### Aim of the task
Count the lines below that contain the word "missing", and give only that number.

### Available records
================================
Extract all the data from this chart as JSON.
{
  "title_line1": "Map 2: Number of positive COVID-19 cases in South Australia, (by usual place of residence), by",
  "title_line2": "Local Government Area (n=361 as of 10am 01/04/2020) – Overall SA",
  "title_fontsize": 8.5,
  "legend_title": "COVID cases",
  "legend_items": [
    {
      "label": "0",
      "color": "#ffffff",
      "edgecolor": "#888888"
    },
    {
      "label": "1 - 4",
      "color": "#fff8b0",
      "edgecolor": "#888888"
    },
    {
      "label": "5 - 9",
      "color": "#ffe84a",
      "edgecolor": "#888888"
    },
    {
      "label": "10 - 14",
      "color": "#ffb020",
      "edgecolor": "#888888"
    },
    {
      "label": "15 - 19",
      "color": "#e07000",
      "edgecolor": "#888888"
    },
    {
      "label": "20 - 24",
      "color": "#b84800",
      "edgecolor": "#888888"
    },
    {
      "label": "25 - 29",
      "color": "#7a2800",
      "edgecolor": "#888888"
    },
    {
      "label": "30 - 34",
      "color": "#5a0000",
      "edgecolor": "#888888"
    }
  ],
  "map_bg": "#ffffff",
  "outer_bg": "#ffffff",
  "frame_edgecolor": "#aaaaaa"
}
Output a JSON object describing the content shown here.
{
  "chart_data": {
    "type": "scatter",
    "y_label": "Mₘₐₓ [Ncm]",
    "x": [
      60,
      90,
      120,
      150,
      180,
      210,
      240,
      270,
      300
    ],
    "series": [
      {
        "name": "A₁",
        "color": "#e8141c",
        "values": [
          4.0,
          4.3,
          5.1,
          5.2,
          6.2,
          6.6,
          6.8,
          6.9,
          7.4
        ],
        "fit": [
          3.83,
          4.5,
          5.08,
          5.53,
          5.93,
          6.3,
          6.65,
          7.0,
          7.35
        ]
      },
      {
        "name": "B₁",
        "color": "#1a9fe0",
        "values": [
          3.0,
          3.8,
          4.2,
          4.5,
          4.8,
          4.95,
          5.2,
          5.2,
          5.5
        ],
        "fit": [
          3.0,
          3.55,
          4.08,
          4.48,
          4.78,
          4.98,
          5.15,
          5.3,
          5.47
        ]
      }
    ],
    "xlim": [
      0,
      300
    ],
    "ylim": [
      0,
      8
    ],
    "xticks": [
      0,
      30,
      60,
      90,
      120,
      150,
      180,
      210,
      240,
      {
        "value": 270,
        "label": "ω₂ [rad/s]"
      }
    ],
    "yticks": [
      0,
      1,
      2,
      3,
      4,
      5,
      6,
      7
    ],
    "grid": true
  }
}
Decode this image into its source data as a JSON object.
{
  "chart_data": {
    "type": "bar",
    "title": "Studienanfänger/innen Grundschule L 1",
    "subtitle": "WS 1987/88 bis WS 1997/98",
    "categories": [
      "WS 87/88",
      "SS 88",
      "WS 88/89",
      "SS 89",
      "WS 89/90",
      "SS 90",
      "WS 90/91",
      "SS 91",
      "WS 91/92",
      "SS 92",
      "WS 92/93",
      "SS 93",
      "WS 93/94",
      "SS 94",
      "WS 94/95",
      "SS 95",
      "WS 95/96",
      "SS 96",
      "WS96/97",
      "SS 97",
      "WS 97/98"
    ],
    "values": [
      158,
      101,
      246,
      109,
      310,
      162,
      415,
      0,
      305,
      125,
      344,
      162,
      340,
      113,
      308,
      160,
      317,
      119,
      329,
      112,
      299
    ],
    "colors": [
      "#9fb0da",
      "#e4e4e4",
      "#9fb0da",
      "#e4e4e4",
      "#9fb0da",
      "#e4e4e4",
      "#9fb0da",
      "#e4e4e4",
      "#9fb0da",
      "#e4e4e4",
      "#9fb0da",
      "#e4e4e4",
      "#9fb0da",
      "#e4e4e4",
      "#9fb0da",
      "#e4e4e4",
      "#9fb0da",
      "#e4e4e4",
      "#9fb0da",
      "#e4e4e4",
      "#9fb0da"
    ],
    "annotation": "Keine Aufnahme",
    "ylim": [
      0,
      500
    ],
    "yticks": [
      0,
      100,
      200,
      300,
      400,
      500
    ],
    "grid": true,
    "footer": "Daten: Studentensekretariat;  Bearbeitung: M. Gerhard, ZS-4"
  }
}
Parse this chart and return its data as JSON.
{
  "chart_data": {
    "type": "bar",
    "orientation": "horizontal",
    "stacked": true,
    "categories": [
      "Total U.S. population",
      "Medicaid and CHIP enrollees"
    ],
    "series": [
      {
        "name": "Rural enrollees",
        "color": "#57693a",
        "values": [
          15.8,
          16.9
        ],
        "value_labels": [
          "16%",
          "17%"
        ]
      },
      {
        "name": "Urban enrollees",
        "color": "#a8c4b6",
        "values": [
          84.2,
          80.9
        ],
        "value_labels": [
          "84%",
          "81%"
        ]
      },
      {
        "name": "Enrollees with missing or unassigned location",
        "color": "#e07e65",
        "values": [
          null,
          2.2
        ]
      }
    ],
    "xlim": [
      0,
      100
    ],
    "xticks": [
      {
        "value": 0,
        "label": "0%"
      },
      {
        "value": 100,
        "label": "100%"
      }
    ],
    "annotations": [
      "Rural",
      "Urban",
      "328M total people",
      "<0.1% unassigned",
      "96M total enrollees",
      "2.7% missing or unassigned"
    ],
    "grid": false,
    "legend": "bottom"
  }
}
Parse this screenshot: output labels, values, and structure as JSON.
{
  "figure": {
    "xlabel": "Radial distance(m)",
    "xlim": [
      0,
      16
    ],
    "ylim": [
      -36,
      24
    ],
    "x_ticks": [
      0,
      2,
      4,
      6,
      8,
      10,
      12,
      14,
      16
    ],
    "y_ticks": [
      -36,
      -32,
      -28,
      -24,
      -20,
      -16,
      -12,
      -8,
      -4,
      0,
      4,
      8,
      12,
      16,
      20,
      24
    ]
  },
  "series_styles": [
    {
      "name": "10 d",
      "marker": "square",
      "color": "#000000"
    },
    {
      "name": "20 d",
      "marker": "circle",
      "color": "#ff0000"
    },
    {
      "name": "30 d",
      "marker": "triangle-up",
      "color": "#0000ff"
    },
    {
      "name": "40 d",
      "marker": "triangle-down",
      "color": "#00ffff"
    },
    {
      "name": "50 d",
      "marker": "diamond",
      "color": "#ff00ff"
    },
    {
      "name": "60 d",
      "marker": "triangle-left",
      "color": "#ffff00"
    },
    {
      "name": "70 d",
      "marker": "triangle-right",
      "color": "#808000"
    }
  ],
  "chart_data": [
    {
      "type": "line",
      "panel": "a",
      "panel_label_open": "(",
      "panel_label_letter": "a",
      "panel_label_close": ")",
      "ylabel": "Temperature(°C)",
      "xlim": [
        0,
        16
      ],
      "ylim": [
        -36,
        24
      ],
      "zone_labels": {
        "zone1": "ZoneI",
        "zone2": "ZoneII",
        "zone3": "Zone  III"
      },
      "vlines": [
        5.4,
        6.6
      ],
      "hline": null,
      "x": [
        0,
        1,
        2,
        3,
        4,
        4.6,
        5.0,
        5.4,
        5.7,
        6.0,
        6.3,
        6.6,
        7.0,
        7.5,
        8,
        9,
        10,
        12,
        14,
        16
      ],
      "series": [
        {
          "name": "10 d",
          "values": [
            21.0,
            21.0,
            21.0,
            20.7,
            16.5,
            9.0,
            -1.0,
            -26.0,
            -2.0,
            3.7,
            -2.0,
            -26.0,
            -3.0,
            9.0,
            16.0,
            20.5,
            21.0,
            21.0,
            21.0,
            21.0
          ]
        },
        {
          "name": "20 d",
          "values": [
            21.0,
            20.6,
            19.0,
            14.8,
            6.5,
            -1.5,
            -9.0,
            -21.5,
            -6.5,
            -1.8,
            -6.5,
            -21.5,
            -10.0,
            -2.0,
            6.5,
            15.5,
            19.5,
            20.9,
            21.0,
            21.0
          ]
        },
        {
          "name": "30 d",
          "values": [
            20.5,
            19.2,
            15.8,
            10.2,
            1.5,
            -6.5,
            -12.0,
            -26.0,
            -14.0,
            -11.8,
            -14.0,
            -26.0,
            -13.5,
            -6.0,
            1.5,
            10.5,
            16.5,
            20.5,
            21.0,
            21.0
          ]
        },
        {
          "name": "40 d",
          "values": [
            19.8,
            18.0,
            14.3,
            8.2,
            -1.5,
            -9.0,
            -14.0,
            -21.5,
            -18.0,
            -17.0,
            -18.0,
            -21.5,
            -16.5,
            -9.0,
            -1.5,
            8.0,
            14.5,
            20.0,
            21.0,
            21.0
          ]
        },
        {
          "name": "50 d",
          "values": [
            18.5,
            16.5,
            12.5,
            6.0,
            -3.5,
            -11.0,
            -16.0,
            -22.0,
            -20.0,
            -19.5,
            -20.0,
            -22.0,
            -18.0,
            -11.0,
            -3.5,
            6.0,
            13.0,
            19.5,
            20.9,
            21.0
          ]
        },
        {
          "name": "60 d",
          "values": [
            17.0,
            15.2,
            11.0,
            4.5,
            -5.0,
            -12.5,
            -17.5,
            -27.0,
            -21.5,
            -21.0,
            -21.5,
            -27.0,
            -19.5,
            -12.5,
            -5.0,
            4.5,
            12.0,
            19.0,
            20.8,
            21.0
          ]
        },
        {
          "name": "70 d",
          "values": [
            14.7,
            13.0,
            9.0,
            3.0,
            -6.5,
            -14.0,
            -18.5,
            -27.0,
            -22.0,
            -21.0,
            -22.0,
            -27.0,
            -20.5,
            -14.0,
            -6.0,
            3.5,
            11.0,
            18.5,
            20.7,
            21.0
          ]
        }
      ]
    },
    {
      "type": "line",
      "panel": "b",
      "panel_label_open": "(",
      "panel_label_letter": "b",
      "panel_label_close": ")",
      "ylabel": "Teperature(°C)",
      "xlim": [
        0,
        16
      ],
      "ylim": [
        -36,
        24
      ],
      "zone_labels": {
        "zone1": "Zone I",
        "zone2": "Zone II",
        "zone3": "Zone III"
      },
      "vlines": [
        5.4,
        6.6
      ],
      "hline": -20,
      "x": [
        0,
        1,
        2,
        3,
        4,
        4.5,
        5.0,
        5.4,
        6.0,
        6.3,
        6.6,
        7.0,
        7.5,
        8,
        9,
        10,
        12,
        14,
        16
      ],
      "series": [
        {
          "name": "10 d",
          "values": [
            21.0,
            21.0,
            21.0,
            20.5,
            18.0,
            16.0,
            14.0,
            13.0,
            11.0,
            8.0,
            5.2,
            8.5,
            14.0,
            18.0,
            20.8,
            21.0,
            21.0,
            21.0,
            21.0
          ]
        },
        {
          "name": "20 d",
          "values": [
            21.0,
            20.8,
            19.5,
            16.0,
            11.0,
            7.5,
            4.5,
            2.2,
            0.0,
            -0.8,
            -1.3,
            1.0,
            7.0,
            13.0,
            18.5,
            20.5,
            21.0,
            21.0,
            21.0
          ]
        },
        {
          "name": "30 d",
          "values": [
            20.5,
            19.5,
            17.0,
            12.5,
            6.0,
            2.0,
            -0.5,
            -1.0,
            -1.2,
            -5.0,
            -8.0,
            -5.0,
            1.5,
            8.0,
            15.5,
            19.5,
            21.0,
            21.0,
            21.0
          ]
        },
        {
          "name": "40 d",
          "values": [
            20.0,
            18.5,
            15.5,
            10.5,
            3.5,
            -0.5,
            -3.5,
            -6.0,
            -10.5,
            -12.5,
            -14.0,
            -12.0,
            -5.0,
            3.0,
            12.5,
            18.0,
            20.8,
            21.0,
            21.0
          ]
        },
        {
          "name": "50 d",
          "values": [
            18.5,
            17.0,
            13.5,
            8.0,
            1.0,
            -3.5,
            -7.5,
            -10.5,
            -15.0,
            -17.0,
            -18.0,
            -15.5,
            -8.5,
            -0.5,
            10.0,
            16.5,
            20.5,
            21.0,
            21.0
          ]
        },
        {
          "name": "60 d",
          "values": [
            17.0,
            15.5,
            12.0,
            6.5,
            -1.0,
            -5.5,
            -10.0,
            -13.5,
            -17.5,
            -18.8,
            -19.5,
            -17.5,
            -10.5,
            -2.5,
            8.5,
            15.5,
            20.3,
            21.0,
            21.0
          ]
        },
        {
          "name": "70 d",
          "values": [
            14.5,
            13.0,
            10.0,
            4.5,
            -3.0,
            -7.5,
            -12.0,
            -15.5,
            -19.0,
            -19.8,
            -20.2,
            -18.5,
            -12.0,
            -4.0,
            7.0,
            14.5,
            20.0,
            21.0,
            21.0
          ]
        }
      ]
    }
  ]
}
================================
### Solution for this task
2